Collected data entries

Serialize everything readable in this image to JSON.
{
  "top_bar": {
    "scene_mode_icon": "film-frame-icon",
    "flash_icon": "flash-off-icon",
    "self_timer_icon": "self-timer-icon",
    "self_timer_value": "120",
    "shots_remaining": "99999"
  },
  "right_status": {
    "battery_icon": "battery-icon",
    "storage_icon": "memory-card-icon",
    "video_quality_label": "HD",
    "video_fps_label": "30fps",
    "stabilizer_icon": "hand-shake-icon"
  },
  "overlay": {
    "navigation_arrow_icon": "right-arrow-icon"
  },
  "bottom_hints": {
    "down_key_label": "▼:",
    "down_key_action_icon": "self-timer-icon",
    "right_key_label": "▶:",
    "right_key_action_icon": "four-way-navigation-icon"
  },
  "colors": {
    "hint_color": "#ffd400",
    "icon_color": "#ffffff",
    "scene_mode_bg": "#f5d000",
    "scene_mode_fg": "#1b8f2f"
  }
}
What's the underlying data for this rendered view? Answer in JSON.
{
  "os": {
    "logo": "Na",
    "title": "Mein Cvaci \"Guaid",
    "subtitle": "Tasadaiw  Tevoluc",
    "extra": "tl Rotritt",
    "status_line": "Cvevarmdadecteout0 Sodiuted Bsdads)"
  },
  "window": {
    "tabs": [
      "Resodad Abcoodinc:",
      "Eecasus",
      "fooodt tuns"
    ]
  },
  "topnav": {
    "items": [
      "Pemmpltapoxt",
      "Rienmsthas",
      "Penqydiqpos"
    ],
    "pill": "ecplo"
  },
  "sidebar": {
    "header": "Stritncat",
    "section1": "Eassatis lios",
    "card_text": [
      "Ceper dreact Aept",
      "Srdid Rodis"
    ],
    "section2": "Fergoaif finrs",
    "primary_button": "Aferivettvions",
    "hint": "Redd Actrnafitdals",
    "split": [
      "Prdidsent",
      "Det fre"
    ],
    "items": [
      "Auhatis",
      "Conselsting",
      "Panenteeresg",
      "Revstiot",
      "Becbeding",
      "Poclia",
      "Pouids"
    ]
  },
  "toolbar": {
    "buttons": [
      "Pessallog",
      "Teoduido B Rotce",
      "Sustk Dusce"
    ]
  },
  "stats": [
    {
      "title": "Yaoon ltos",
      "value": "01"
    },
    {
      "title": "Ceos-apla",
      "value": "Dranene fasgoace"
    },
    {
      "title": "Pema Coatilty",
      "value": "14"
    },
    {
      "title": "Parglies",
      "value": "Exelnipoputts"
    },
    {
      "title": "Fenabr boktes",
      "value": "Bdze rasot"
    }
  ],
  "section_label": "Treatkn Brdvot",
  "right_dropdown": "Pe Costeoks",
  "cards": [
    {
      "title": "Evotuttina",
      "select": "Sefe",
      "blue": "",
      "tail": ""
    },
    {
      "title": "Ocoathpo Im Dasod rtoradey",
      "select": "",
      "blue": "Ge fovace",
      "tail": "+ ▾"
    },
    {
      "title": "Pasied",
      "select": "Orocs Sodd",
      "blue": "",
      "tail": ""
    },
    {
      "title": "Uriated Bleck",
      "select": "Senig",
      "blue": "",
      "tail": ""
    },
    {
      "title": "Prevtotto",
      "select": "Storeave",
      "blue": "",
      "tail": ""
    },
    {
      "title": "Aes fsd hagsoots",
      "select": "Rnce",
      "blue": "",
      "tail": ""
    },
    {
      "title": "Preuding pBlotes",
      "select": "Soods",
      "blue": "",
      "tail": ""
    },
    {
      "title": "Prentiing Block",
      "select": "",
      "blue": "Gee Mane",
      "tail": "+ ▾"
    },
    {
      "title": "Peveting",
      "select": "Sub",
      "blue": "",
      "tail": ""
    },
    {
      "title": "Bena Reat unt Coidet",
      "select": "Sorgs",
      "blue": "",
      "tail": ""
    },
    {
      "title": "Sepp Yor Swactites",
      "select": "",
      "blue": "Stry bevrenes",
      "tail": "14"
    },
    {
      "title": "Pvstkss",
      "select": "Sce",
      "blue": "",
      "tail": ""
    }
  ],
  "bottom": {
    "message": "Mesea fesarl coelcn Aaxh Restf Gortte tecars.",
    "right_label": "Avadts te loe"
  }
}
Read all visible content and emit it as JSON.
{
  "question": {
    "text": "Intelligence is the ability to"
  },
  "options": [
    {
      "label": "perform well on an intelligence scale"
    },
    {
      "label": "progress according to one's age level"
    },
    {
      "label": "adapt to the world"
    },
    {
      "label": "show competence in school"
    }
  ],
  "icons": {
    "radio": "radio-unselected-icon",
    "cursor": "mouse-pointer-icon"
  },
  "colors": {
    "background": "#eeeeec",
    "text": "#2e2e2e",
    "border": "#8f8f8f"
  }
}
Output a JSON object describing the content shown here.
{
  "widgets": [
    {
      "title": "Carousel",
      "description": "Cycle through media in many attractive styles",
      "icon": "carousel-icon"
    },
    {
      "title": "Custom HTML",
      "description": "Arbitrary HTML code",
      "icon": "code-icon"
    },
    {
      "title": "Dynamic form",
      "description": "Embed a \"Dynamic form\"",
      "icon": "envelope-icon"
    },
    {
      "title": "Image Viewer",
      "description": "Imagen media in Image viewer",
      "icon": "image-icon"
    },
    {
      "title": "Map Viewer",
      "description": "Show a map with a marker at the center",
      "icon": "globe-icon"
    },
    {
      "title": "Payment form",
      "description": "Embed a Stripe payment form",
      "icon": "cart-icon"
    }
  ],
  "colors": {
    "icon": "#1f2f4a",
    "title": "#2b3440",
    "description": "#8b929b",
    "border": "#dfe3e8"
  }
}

*INSTRUCTIONS TO FOLLOW*
Extract the listing in its entirety, matching it exactly.

*FULL RESPONSE*
Serialize everything readable in this image to JSON.
{
  "top_bar": {
    "scene_mode_icon": "film-frame-icon",
    "flash_icon": "flash-off-icon",
    "self_timer_icon": "self-timer-icon",
    "self_timer_value": "120",
    "shots_remaining": "99999"
  },
  "right_status": {
    "battery_icon": "battery-icon",
    "storage_icon": "memory-card-icon",
    "video_quality_label": "HD",
    "video_fps_label": "30fps",
    "stabilizer_icon": "hand-shake-icon"
  },
  "overlay": {
    "navigation_arrow_icon": "right-arrow-icon"
  },
  "bottom_hints": {
    "down_key_label": "▼:",
    "down_key_action_icon": "self-timer-icon",
    "right_key_label": "▶:",
    "right_key_action_icon": "four-way-navigation-icon"
  },
  "colors": {
    "hint_color": "#ffd400",
    "icon_color": "#ffffff",
    "scene_mode_bg": "#f5d000",
    "scene_mode_fg": "#1b8f2f"
  }
}
What's the underlying data for this rendered view? Answer in JSON.
{
  "os": {
    "logo": "Na",
    "title": "Mein Cvaci \"Guaid",
    "subtitle": "Tasadaiw  Tevoluc",
    "extra": "tl Rotritt",
    "status_line": "Cvevarmdadecteout0 Sodiuted Bsdads)"
  },
  "window": {
    "tabs": [
      "Resodad Abcoodinc:",
      "Eecasus",
      "fooodt tuns"
    ]
  },
  "topnav": {
    "items": [
      "Pemmpltapoxt",
      "Rienmsthas",
      "Penqydiqpos"
    ],
    "pill": "ecplo"
  },
  "sidebar": {
    "header": "Stritncat",
    "section1": "Eassatis lios",
    "card_text": [
      "Ceper dreact Aept",
      "Srdid Rodis"
    ],
    "section2": "Fergoaif finrs",
    "primary_button": "Aferivettvions",
    "hint": "Redd Actrnafitdals",
    "split": [
      "Prdidsent",
      "Det fre"
    ],
    "items": [
      "Auhatis",
      "Conselsting",
      "Panenteeresg",
      "Revstiot",
      "Becbeding",
      "Poclia",
      "Pouids"
    ]
  },
  "toolbar": {
    "buttons": [
      "Pessallog",
      "Teoduido B Rotce",
      "Sustk Dusce"
    ]
  },
  "stats": [
    {
      "title": "Yaoon ltos",
      "value": "01"
    },
    {
      "title": "Ceos-apla",
      "value": "Dranene fasgoace"
    },
    {
      "title": "Pema Coatilty",
      "value": "14"
    },
    {
      "title": "Parglies",
      "value": "Exelnipoputts"
    },
    {
      "title": "Fenabr boktes",
      "value": "Bdze rasot"
    }
  ],
  "section_label": "Treatkn Brdvot",
  "right_dropdown": "Pe Costeoks",
  "cards": [
    {
      "title": "Evotuttina",
      "select": "Sefe",
      "blue": "",
      "tail": ""
    },
    {
      "title": "Ocoathpo Im Dasod rtoradey",
      "select": "",
      "blue": "Ge fovace",
      "tail": "+ ▾"
    },
    {
      "title": "Pasied",
      "select": "Orocs Sodd",
      "blue": "",
      "tail": ""
    },
    {
      "title": "Uriated Bleck",
      "select": "Senig",
      "blue": "",
      "tail": ""
    },
    {
      "title": "Prevtotto",
      "select": "Storeave",
      "blue": "",
      "tail": ""
    },
    {
      "title": "Aes fsd hagsoots",
      "select": "Rnce",
      "blue": "",
      "tail": ""
    },
    {
      "title": "Preuding pBlotes",
      "select": "Soods",
      "blue": "",
      "tail": ""
    },
    {
      "title": "Prentiing Block",
      "select": "",
      "blue": "Gee Mane",
      "tail": "+ ▾"
    },
    {
      "title": "Peveting",
      "select": "Sub",
      "blue": "",
      "tail": ""
    },
    {
      "title": "Bena Reat unt Coidet",
      "select": "Sorgs",
      "blue": "",
      "tail": ""
    },
    {
      "title": "Sepp Yor Swactites",
      "select": "",
      "blue": "Stry bevrenes",
      "tail": "14"
    },
    {
      "title": "Pvstkss",
      "select": "Sce",
      "blue": "",
      "tail": ""
    }
  ],
  "bottom": {
    "message": "Mesea fesarl coelcn Aaxh Restf Gortte tecars.",
    "right_label": "Avadts te loe"
  }
}
Read all visible content and emit it as JSON.
{
  "question": {
    "text": "Intelligence is the ability to"
  },
  "options": [
    {
      "label": "perform well on an intelligence scale"
    },
    {
      "label": "progress according to one's age level"
    },
    {
      "label": "adapt to the world"
    },
    {
      "label": "show competence in school"
    }
  ],
  "icons": {
    "radio": "radio-unselected-icon",
    "cursor": "mouse-pointer-icon"
  },
  "colors": {
    "background": "#eeeeec",
    "text": "#2e2e2e",
    "border": "#8f8f8f"
  }
}
Output a JSON object describing the content shown here.
{
  "widgets": [
    {
      "title": "Carousel",
      "description": "Cycle through media in many attractive styles",
      "icon": "carousel-icon"
    },
    {
      "title": "Custom HTML",
      "description": "Arbitrary HTML code",
      "icon": "code-icon"
    },
    {
      "title": "Dynamic form",
      "description": "Embed a \"Dynamic form\"",
      "icon": "envelope-icon"
    },
    {
      "title": "Image Viewer",
      "description": "Imagen media in Image viewer",
      "icon": "image-icon"
    },
    {
      "title": "Map Viewer",
      "description": "Show a map with a marker at the center",
      "icon": "globe-icon"
    },
    {
      "title": "Payment form",
      "description": "Embed a Stripe payment form",
      "icon": "cart-icon"
    }
  ],
  "colors": {
    "icon": "#1f2f4a",
    "title": "#2b3440",
    "description": "#8b929b",
    "border": "#dfe3e8"
  }
}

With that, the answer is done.